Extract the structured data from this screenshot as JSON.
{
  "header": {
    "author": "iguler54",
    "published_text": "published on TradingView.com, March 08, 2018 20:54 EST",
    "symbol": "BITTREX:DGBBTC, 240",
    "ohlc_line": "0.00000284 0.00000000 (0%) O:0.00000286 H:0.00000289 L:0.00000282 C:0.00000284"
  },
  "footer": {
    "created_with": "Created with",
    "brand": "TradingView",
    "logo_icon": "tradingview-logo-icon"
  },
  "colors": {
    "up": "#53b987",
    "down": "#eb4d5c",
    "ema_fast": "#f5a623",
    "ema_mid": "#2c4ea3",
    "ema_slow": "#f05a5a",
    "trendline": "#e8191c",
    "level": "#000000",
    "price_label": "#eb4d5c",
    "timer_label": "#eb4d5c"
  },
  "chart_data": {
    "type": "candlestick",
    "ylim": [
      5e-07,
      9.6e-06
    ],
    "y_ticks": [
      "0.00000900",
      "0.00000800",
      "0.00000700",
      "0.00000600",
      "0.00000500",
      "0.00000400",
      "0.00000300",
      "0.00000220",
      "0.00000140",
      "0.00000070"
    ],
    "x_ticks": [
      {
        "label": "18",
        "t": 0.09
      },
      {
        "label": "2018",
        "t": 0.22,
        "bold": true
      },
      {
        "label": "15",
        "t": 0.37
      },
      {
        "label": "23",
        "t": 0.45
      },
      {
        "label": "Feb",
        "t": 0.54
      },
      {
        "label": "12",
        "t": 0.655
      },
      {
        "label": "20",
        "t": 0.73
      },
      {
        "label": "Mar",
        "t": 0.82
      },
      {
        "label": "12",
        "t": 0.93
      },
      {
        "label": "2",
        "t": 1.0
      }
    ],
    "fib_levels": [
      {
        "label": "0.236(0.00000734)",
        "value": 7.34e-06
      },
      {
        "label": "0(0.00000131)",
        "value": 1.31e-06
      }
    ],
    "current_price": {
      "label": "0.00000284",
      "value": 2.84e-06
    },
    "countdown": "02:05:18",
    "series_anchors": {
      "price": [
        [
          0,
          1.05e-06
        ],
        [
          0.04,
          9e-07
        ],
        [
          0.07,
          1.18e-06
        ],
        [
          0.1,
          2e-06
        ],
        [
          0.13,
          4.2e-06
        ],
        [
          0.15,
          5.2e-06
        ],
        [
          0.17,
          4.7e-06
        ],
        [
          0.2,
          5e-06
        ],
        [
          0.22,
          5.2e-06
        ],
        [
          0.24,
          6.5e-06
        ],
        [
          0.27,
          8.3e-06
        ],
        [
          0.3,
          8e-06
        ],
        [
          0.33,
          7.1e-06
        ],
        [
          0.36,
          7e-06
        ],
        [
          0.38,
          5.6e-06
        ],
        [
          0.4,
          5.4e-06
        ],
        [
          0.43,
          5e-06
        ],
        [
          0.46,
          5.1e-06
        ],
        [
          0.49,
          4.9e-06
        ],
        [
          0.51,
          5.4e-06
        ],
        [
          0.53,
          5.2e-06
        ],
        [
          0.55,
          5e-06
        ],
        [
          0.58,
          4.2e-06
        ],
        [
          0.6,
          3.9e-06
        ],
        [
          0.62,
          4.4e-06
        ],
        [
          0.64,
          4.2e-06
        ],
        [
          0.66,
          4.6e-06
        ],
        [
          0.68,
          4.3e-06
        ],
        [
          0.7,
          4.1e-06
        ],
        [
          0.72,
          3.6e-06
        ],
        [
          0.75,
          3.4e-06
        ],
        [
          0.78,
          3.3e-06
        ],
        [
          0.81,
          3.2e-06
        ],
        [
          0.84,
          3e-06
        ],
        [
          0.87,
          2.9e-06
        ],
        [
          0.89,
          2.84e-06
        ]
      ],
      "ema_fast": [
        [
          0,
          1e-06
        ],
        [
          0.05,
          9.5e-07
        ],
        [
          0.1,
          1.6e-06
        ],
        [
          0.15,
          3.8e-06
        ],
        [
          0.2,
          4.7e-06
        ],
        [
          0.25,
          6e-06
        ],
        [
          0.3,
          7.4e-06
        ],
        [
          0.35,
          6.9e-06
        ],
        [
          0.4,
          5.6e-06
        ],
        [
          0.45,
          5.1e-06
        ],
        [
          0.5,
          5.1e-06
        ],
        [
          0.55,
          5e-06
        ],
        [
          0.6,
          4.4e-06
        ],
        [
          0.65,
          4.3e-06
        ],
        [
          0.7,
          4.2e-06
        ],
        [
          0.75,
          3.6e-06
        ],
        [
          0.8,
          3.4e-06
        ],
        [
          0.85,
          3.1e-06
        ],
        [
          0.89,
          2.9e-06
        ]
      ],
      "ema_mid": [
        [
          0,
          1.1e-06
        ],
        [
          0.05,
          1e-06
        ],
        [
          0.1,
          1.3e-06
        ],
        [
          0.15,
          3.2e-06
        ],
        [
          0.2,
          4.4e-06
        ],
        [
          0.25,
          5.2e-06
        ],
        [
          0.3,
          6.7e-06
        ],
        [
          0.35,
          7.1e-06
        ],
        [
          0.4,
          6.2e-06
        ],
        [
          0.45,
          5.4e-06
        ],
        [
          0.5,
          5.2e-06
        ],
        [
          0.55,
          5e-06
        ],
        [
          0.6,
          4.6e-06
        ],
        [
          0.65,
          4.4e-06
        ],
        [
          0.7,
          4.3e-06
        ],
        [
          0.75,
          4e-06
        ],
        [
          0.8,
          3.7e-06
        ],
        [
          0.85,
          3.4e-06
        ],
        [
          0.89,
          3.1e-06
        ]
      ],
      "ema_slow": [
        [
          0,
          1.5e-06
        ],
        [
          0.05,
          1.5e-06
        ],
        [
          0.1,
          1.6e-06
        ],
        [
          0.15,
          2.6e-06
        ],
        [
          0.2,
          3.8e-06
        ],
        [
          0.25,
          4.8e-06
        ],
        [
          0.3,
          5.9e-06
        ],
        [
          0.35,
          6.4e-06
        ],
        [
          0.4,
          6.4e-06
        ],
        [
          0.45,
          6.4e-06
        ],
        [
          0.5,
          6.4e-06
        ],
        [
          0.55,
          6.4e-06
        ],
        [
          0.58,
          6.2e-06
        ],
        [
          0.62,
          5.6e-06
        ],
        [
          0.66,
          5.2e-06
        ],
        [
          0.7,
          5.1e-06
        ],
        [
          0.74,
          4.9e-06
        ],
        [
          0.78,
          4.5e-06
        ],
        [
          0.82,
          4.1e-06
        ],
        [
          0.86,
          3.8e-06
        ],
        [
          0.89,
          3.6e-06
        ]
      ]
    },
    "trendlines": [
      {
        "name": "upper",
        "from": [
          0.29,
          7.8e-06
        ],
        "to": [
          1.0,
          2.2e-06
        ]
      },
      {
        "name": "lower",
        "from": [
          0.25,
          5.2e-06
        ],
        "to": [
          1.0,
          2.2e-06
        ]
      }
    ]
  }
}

- **Brief**: Find each line holding the word "value" and copy it.

- **Exercise result**:
        "value": 7.34e-06
        "value": 1.31e-06
      "value": 2.84e-06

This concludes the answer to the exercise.